**TASK REQUIREMENTS**
- 1) In the article on plus-size clothing in Ireland, how many Dublin high street shops did Michelle McCormick estimate cater to plus-size women?
- 2) From the article on plus-size clothing in Ireland, write out everything from "Plus-size women are" down to "shopping at all.".
- 3) Extend the article on plus-size clothing in Ireland beyond its final sentence.

Start of PAGE

Plus-size women are being forced online because they can’t buy basic clothes in Ireland’s high street shops, according to a body positivity advocate.
It comes after actress Lena Dunham warned that overweight women are being dehumanised by the fashion industry.
On Newstalk Breakfast this morning, body positivity advocate Michelle McCormick said there are “only a couple” of high street shops in Dublin that cater to plus-size women.
“I would say maybe two shops out of all the shops you can think of on those main shopping streets,” she said.
“We are talking about underwear, we’re talking about bras, we’re talking vests, leggings, jeans, joggers, active-wear – really, really basic things – to the point where most plus-size women I know just don’t bother with bricks and mortar shopping at all.
“Everything is done online and the availability of those kind of basics is very tough to access because the brands that are out there that are doing plus size – the likes of Asos, misguided and Boohoo – it is all very trend-driven throwaway pieces that are not made to last.”

End of PAGE
Start of RECORDS PROVIDED

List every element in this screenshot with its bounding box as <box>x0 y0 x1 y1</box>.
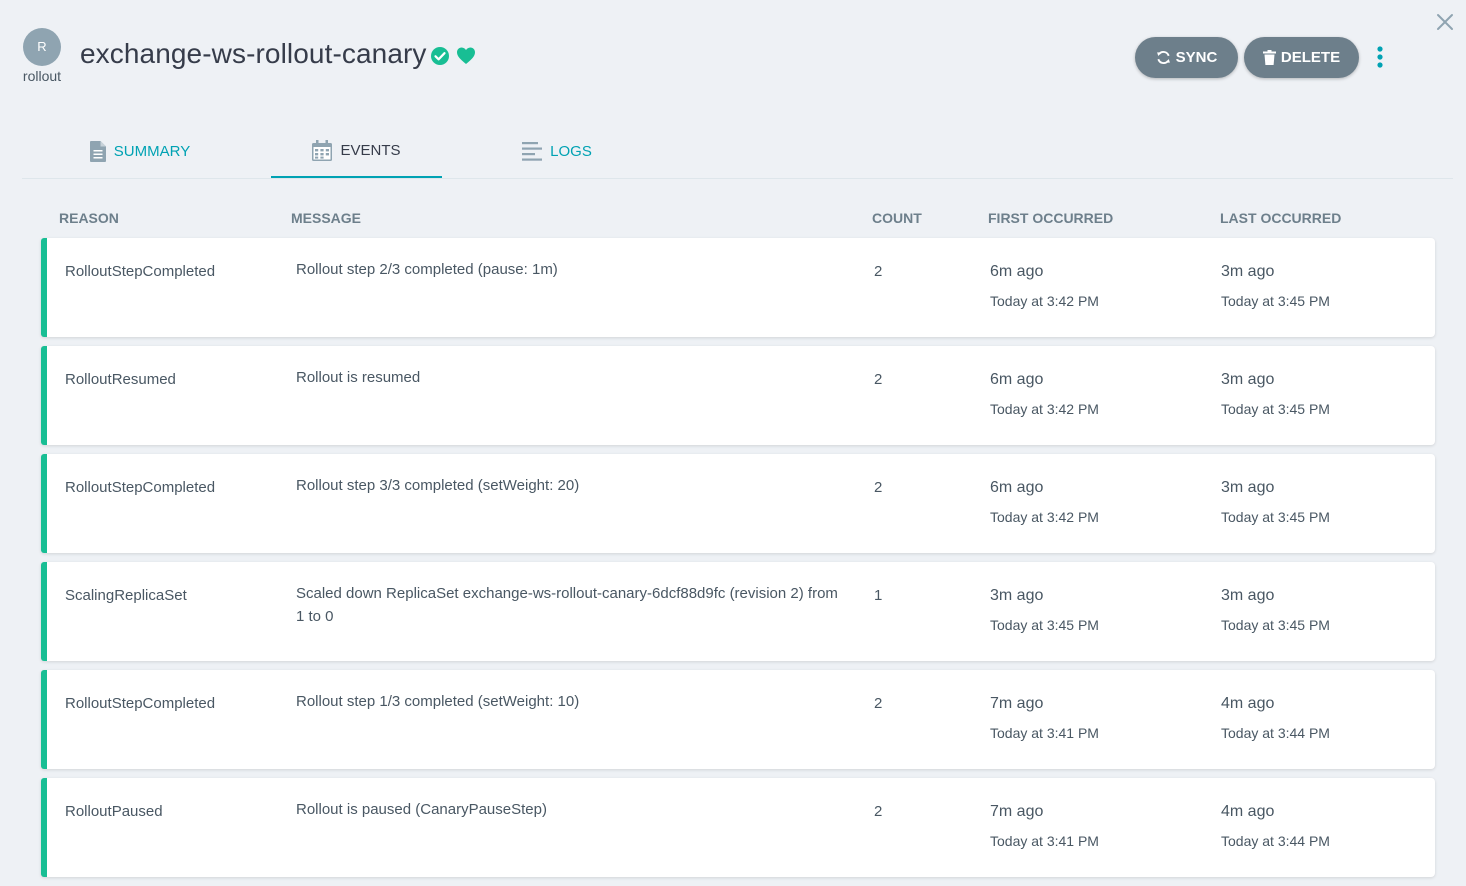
event-first-occurred: 7m ago Today at 3:41 PM <box>990 695 1099 741</box>
event-reason: RolloutStepCompleted <box>65 479 216 496</box>
app-header: R rollout exchange-ws-rollout-canary SYN… <box>0 0 1466 110</box>
more-options-icon[interactable] <box>1371 45 1389 69</box>
column-header-message: MESSAGE <box>291 210 362 226</box>
first-occurred-absolute: Today at 3:42 PM <box>990 509 1099 525</box>
event-row[interactable]: RolloutStepCompleted Rollout step 1/3 co… <box>41 670 1435 769</box>
sync-button[interactable]: SYNC <box>1135 37 1238 78</box>
tab-events-label: EVENTS <box>340 142 401 159</box>
event-message: Rollout is paused (CanaryPauseStep) <box>296 801 547 818</box>
last-occurred-relative: 3m ago <box>1221 371 1275 388</box>
first-occurred-relative: 7m ago <box>990 695 1044 712</box>
event-count: 2 <box>874 479 883 496</box>
event-first-occurred: 3m ago Today at 3:45 PM <box>990 587 1099 633</box>
last-occurred-absolute: Today at 3:45 PM <box>1221 401 1330 417</box>
resource-kind-avatar: R <box>23 28 61 66</box>
event-count: 2 <box>874 371 883 388</box>
event-row[interactable]: RolloutStepCompleted Rollout step 3/3 co… <box>41 454 1435 553</box>
first-occurred-relative: 7m ago <box>990 803 1044 820</box>
event-reason: ScalingReplicaSet <box>65 587 187 604</box>
event-reason: RolloutStepCompleted <box>65 263 216 280</box>
close-icon[interactable] <box>1435 12 1455 32</box>
delete-button[interactable]: DELETE <box>1244 37 1359 78</box>
event-reason: RolloutResumed <box>65 371 176 388</box>
trash-icon <box>1262 50 1276 65</box>
last-occurred-relative: 3m ago <box>1221 263 1275 280</box>
tab-events[interactable]: EVENTS <box>271 125 442 178</box>
event-last-occurred: 3m ago Today at 3:45 PM <box>1221 371 1330 417</box>
calendar-icon <box>312 140 333 161</box>
first-occurred-absolute: Today at 3:42 PM <box>990 401 1099 417</box>
event-first-occurred: 6m ago Today at 3:42 PM <box>990 479 1099 525</box>
event-message: Rollout step 3/3 completed (setWeight: 2… <box>296 477 580 494</box>
event-last-occurred: 4m ago Today at 3:44 PM <box>1221 695 1330 741</box>
event-last-occurred: 3m ago Today at 3:45 PM <box>1221 587 1330 633</box>
check-circle-icon <box>431 47 449 65</box>
last-occurred-relative: 3m ago <box>1221 479 1275 496</box>
last-occurred-relative: 4m ago <box>1221 695 1275 712</box>
first-occurred-absolute: Today at 3:41 PM <box>990 833 1099 849</box>
event-count: 1 <box>874 587 883 604</box>
column-header-last-occurred: LAST OCCURRED <box>1220 210 1342 226</box>
last-occurred-absolute: Today at 3:45 PM <box>1221 509 1330 525</box>
event-message: Rollout is resumed <box>296 369 421 386</box>
event-message: Scaled down ReplicaSet exchange-ws-rollo… <box>296 585 838 625</box>
event-last-occurred: 3m ago Today at 3:45 PM <box>1221 263 1330 309</box>
resource-kind-label: rollout <box>22 68 62 84</box>
event-row[interactable]: RolloutResumed Rollout is resumed 2 6m a… <box>41 346 1435 445</box>
event-count: 2 <box>874 695 883 712</box>
sync-button-label: SYNC <box>1175 49 1218 66</box>
column-header-count: COUNT <box>872 210 922 226</box>
first-occurred-relative: 6m ago <box>990 371 1044 388</box>
first-occurred-relative: 6m ago <box>990 263 1044 280</box>
tab-logs[interactable]: LOGS <box>502 125 612 177</box>
tab-summary[interactable]: SUMMARY <box>70 125 210 177</box>
event-row[interactable]: RolloutPaused Rollout is paused (CanaryP… <box>41 778 1435 877</box>
event-last-occurred: 3m ago Today at 3:45 PM <box>1221 479 1330 525</box>
event-row[interactable]: RolloutStepCompleted Rollout step 2/3 co… <box>41 238 1435 337</box>
event-count: 2 <box>874 803 883 820</box>
first-occurred-relative: 3m ago <box>990 587 1044 604</box>
first-occurred-relative: 6m ago <box>990 479 1044 496</box>
column-header-first-occurred: FIRST OCCURRED <box>988 210 1114 226</box>
first-occurred-absolute: Today at 3:41 PM <box>990 725 1099 741</box>
last-occurred-relative: 3m ago <box>1221 587 1275 604</box>
status-icons <box>430 46 476 66</box>
heart-icon <box>457 47 475 64</box>
last-occurred-absolute: Today at 3:44 PM <box>1221 725 1330 741</box>
last-occurred-absolute: Today at 3:45 PM <box>1221 293 1330 309</box>
column-header-reason: REASON <box>59 210 119 226</box>
events-table: RolloutStepCompleted Rollout step 2/3 co… <box>41 238 1435 886</box>
event-first-occurred: 7m ago Today at 3:41 PM <box>990 803 1099 849</box>
event-message: Rollout step 1/3 completed (setWeight: 1… <box>296 693 580 710</box>
event-row[interactable]: ScalingReplicaSet Scaled down ReplicaSet… <box>41 562 1435 661</box>
event-first-occurred: 6m ago Today at 3:42 PM <box>990 263 1099 309</box>
event-reason: RolloutPaused <box>65 803 163 820</box>
event-last-occurred: 4m ago Today at 3:44 PM <box>1221 803 1330 849</box>
tab-bar: SUMMARY EVENTS LOGS <box>22 125 1453 179</box>
delete-button-label: DELETE <box>1280 49 1341 66</box>
first-occurred-absolute: Today at 3:45 PM <box>990 617 1099 633</box>
sync-icon <box>1156 50 1170 65</box>
app-title: exchange-ws-rollout-canary <box>80 38 427 69</box>
tab-logs-label: LOGS <box>550 142 592 160</box>
lines-icon <box>522 141 543 161</box>
last-occurred-relative: 4m ago <box>1221 803 1275 820</box>
last-occurred-absolute: Today at 3:45 PM <box>1221 617 1330 633</box>
tab-summary-label: SUMMARY <box>113 142 191 160</box>
event-first-occurred: 6m ago Today at 3:42 PM <box>990 371 1099 417</box>
last-occurred-absolute: Today at 3:44 PM <box>1221 833 1330 849</box>
first-occurred-absolute: Today at 3:42 PM <box>990 293 1099 309</box>
event-message: Rollout step 2/3 completed (pause: 1m) <box>296 261 558 278</box>
file-icon <box>89 140 106 162</box>
event-count: 2 <box>874 263 883 280</box>
event-reason: RolloutStepCompleted <box>65 695 216 712</box>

End of RECORDS PROVIDED

**TASK RESULTS**
- 1) Only a couple, maybe two.

- 2)
Plus-size women are being forced online because they can’t buy basic clothes in Ireland’s high street shops, according to a body positivity advocate.
It comes after actress Lena Dunham warned that overweight women are being dehumanised by the fashion industry.
On Newstalk Breakfast this morning, body positivity advocate Michelle McCormick said there are “only a couple” of high street shops in Dublin that cater to plus-size women.
“I would say maybe two shops out of all the shops you can think of on those main shopping streets,” she said.
“We are talking about underwear, we’re talking about bras, we’re talking vests, leggings, jeans, joggers, active-wear – really, really basic things – to the point where most plus-size women I know just don’t bother with bricks and mortar shopping at all.

- 3)
Ms McCormick said the need to shop online can make it “a real struggle to try and just simply clothe yourself” if you need something urgently.
She also warned that the lack of choice on the high street leaves plus-size women isolated socially.
“Shopping is a social activity as well that people do with their friends and their families but if I go shopping with my mother what I am doing is walking after her through shop after shop watching her try things on and there is nothing for me to do,” she said.
“Shopping is a huge social activity for young girls where they walk around with their friends and for some of those girls who are plus-size, they are walking around seeing their friends try things on and it is very exclusionary and quite isolating.
“You do just feel completely left out of this part of society that is fashion and clothing and style almost.”
She said plus-size women need more options from the city’s major outlets.
“On the high street, I would love to see our big everyday staple brands like Penneys and Dunnes and places really expanding their ranges so you can go in and buy a pair of pyjamas let’s say,” she said.
“But then, for style over and above that, I would really like to see a push by the ethical and sustainable brands to expand their size range so that plus-size shoppers actually have a choice.”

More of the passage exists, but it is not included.